= Aim of the task =
Locate each line with the string "JSON" in the listing below and copy it.

= Recorded information =
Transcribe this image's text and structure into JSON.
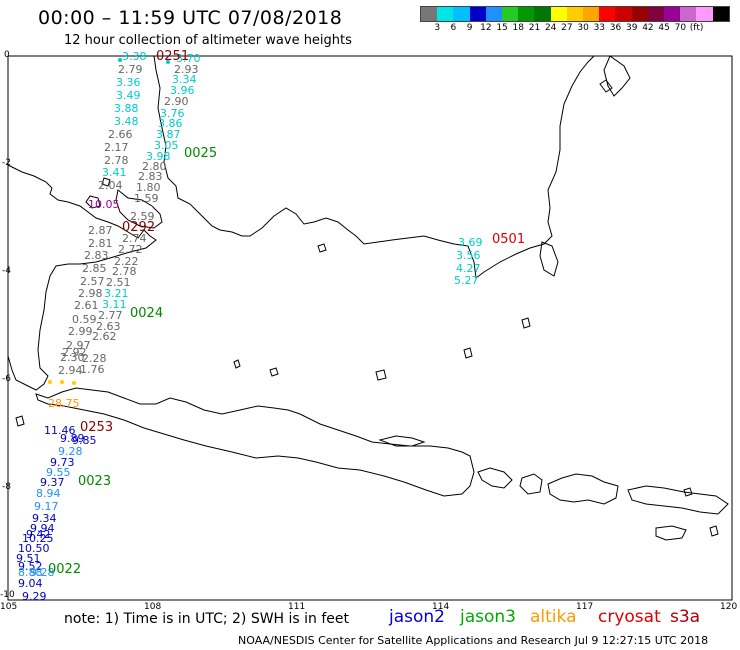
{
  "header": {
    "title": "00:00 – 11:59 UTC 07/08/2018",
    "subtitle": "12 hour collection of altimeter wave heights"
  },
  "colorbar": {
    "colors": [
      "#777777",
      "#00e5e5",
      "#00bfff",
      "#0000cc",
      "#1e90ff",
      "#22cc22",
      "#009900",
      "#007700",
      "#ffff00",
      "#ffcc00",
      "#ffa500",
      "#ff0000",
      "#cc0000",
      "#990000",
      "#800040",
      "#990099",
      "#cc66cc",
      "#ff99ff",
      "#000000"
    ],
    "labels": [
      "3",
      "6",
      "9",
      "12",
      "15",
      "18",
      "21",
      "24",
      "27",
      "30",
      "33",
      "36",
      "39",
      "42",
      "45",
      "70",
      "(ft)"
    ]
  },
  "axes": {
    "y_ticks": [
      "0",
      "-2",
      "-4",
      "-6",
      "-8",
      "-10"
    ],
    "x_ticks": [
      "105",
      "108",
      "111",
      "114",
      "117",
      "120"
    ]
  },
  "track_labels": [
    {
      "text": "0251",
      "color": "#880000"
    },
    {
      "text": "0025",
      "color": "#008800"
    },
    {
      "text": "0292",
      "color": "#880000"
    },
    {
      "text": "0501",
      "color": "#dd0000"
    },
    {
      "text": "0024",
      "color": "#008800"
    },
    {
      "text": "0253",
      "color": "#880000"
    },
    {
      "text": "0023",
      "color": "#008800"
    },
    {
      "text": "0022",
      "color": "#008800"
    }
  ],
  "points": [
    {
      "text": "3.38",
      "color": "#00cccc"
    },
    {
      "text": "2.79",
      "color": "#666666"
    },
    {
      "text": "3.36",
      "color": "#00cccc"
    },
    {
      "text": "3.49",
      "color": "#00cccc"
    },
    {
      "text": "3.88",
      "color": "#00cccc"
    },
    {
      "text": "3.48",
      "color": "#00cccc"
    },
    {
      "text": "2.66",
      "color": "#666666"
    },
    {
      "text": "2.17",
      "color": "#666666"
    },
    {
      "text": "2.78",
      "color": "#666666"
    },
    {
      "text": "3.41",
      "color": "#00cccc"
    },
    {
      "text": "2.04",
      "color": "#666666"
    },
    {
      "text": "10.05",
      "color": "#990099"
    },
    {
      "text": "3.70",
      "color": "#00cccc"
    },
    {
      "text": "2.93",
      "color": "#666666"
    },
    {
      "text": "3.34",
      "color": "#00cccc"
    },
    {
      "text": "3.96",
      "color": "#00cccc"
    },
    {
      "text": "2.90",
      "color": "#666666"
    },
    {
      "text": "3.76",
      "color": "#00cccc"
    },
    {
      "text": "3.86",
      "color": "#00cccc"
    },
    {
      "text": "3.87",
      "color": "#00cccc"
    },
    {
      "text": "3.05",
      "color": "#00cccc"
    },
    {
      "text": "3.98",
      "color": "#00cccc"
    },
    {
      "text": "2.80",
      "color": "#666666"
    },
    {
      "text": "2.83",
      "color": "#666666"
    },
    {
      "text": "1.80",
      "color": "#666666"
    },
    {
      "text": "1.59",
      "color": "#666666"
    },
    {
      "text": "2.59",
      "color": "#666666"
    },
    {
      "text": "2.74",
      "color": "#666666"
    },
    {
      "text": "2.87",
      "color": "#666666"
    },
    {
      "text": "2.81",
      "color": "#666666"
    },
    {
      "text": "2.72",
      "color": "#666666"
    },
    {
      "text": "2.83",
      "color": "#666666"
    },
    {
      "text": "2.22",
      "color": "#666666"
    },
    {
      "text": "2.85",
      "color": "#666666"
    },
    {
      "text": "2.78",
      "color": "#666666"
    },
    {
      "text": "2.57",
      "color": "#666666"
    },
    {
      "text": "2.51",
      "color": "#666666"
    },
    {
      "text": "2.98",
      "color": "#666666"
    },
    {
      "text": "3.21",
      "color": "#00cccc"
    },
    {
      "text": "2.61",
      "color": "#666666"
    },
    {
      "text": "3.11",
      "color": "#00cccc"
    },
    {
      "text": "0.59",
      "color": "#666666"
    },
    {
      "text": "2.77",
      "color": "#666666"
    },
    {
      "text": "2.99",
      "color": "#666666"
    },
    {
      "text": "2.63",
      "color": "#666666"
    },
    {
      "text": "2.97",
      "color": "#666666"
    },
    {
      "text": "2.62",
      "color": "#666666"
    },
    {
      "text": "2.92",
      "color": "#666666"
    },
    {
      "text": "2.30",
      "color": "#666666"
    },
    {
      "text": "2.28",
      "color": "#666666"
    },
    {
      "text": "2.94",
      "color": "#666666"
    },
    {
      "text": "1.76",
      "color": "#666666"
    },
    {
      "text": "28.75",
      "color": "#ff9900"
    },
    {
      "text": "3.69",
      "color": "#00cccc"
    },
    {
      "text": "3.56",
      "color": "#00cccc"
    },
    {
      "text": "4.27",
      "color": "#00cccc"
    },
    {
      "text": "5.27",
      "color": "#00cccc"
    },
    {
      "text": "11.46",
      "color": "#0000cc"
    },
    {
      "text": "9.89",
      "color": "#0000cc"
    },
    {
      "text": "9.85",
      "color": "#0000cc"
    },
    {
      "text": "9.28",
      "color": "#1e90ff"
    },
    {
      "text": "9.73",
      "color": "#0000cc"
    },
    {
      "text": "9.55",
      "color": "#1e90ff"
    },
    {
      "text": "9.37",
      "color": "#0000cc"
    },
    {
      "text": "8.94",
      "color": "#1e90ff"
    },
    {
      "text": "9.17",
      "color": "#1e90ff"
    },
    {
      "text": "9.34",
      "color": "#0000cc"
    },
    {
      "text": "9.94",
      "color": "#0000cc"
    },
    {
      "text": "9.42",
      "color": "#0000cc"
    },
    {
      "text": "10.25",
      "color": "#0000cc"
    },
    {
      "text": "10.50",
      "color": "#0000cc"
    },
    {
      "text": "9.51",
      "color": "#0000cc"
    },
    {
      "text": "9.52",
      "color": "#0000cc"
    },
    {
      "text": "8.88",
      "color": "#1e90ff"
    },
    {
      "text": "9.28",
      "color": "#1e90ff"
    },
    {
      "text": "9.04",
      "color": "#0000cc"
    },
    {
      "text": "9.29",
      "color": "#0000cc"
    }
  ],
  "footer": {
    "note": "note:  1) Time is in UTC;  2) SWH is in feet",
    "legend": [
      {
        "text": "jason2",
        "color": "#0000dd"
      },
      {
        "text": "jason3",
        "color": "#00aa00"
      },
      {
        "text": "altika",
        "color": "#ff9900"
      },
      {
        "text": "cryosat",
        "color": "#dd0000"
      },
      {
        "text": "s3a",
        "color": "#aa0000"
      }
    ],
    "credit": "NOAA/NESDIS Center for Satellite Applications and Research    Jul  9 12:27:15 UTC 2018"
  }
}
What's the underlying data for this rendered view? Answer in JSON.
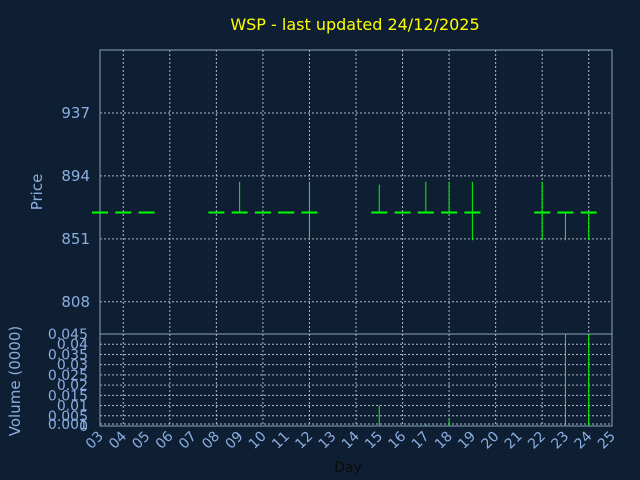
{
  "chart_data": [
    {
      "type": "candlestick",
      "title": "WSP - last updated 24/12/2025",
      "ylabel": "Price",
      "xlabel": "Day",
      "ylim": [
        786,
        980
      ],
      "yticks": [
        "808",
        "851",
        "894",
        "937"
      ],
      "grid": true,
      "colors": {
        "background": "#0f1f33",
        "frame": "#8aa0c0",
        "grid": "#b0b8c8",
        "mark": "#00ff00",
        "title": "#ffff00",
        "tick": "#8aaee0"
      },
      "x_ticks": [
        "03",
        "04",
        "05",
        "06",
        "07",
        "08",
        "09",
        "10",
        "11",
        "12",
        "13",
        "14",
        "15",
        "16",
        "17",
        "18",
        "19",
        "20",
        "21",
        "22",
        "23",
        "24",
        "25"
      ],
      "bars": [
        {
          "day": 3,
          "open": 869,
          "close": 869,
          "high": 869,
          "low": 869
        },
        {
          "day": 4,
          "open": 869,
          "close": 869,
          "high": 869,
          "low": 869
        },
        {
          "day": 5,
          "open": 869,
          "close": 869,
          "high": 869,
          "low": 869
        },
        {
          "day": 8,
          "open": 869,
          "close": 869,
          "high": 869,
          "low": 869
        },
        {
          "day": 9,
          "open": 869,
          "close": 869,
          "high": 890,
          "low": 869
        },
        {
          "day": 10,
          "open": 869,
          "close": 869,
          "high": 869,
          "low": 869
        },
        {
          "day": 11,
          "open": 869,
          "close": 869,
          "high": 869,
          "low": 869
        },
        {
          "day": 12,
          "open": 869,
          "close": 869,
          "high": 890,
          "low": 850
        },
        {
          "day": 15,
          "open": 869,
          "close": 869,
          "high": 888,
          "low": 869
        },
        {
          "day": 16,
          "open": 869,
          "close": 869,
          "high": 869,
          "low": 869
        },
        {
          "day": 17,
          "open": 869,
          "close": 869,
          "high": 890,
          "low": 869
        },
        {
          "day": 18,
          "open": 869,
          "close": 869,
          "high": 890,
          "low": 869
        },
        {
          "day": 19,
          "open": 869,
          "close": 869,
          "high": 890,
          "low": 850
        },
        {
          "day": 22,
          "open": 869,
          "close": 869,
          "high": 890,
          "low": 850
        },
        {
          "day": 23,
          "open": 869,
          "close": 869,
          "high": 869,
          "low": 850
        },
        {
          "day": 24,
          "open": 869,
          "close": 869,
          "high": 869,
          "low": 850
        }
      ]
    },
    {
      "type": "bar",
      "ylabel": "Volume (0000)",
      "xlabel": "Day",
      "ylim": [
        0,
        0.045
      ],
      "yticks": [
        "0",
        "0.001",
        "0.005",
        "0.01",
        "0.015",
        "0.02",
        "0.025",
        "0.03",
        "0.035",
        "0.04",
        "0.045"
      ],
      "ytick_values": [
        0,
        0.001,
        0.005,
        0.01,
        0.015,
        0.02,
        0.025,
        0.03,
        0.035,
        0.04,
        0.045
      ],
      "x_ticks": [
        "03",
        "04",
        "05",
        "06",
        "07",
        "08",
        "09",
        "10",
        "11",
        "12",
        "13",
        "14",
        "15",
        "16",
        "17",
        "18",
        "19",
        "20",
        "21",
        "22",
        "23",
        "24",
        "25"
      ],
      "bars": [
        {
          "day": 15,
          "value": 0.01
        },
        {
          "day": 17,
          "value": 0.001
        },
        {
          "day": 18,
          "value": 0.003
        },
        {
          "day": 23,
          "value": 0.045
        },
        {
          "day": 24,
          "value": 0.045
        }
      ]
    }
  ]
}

= Response to this exercise =
Transcribe this image's text and structure into JSON.
What's the underlying data for this rendered view? Answer in JSON.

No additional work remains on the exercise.